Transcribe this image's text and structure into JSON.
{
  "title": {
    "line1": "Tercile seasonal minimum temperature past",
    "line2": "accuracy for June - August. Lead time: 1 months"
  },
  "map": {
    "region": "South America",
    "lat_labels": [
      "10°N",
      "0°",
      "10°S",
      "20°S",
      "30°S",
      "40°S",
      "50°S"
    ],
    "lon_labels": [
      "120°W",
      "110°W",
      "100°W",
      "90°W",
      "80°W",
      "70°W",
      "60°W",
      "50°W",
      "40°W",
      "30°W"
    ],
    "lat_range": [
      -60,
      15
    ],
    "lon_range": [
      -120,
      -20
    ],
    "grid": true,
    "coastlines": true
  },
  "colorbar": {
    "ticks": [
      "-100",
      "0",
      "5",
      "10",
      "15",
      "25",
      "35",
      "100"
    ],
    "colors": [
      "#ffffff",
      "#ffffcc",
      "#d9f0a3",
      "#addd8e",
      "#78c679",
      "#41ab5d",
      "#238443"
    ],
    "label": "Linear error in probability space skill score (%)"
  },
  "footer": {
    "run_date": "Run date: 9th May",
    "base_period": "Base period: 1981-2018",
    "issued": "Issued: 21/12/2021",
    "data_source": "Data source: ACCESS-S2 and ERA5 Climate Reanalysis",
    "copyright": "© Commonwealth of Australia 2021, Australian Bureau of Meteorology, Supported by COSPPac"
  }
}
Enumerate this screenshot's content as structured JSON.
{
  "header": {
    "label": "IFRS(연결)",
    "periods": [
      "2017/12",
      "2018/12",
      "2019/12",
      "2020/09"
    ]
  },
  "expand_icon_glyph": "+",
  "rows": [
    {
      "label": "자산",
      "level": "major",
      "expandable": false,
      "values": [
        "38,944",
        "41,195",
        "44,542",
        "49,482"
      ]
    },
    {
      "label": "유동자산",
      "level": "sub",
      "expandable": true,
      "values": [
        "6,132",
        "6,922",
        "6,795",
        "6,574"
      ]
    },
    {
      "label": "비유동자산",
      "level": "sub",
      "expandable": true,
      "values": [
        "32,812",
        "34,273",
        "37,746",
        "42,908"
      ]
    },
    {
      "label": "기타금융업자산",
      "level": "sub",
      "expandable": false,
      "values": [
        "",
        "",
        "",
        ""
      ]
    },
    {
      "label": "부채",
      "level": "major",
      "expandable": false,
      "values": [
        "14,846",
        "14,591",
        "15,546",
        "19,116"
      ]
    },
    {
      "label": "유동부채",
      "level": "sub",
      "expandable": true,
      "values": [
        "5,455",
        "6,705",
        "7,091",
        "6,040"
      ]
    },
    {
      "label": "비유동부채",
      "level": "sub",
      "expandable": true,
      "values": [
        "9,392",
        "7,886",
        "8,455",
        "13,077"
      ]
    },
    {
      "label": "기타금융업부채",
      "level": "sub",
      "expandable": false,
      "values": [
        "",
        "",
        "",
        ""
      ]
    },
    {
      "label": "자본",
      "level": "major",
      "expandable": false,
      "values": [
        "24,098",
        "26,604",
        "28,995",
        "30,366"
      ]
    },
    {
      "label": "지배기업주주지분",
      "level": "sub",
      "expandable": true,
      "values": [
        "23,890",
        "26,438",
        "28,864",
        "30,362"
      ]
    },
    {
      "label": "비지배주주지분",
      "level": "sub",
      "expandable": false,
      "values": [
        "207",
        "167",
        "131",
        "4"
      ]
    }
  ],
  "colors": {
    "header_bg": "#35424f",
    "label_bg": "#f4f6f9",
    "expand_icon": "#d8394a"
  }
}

·····

- **Objective**:
Write every line of the material above again, exactly.

- **Answer to the task**:
Transcribe this image's text and structure into JSON.
{
  "title": {
    "line1": "Tercile seasonal minimum temperature past",
    "line2": "accuracy for June - August. Lead time: 1 months"
  },
  "map": {
    "region": "South America",
    "lat_labels": [
      "10°N",
      "0°",
      "10°S",
      "20°S",
      "30°S",
      "40°S",
      "50°S"
    ],
    "lon_labels": [
      "120°W",
      "110°W",
      "100°W",
      "90°W",
      "80°W",
      "70°W",
      "60°W",
      "50°W",
      "40°W",
      "30°W"
    ],
    "lat_range": [
      -60,
      15
    ],
    "lon_range": [
      -120,
      -20
    ],
    "grid": true,
    "coastlines": true
  },
  "colorbar": {
    "ticks": [
      "-100",
      "0",
      "5",
      "10",
      "15",
      "25",
      "35",
      "100"
    ],
    "colors": [
      "#ffffff",
      "#ffffcc",
      "#d9f0a3",
      "#addd8e",
      "#78c679",
      "#41ab5d",
      "#238443"
    ],
    "label": "Linear error in probability space skill score (%)"
  },
  "footer": {
    "run_date": "Run date: 9th May",
    "base_period": "Base period: 1981-2018",
    "issued": "Issued: 21/12/2021",
    "data_source": "Data source: ACCESS-S2 and ERA5 Climate Reanalysis",
    "copyright": "© Commonwealth of Australia 2021, Australian Bureau of Meteorology, Supported by COSPPac"
  }
}
Enumerate this screenshot's content as structured JSON.
{
  "header": {
    "label": "IFRS(연결)",
    "periods": [
      "2017/12",
      "2018/12",
      "2019/12",
      "2020/09"
    ]
  },
  "expand_icon_glyph": "+",
  "rows": [
    {
      "label": "자산",
      "level": "major",
      "expandable": false,
      "values": [
        "38,944",
        "41,195",
        "44,542",
        "49,482"
      ]
    },
    {
      "label": "유동자산",
      "level": "sub",
      "expandable": true,
      "values": [
        "6,132",
        "6,922",
        "6,795",
        "6,574"
      ]
    },
    {
      "label": "비유동자산",
      "level": "sub",
      "expandable": true,
      "values": [
        "32,812",
        "34,273",
        "37,746",
        "42,908"
      ]
    },
    {
      "label": "기타금융업자산",
      "level": "sub",
      "expandable": false,
      "values": [
        "",
        "",
        "",
        ""
      ]
    },
    {
      "label": "부채",
      "level": "major",
      "expandable": false,
      "values": [
        "14,846",
        "14,591",
        "15,546",
        "19,116"
      ]
    },
    {
      "label": "유동부채",
      "level": "sub",
      "expandable": true,
      "values": [
        "5,455",
        "6,705",
        "7,091",
        "6,040"
      ]
    },
    {
      "label": "비유동부채",
      "level": "sub",
      "expandable": true,
      "values": [
        "9,392",
        "7,886",
        "8,455",
        "13,077"
      ]
    },
    {
      "label": "기타금융업부채",
      "level": "sub",
      "expandable": false,
      "values": [
        "",
        "",
        "",
        ""
      ]
    },
    {
      "label": "자본",
      "level": "major",
      "expandable": false,
      "values": [
        "24,098",
        "26,604",
        "28,995",
        "30,366"
      ]
    },
    {
      "label": "지배기업주주지분",
      "level": "sub",
      "expandable": true,
      "values": [
        "23,890",
        "26,438",
        "28,864",
        "30,362"
      ]
    },
    {
      "label": "비지배주주지분",
      "level": "sub",
      "expandable": false,
      "values": [
        "207",
        "167",
        "131",
        "4"
      ]
    }
  ],
  "colors": {
    "header_bg": "#35424f",
    "label_bg": "#f4f6f9",
    "expand_icon": "#d8394a"
  }
}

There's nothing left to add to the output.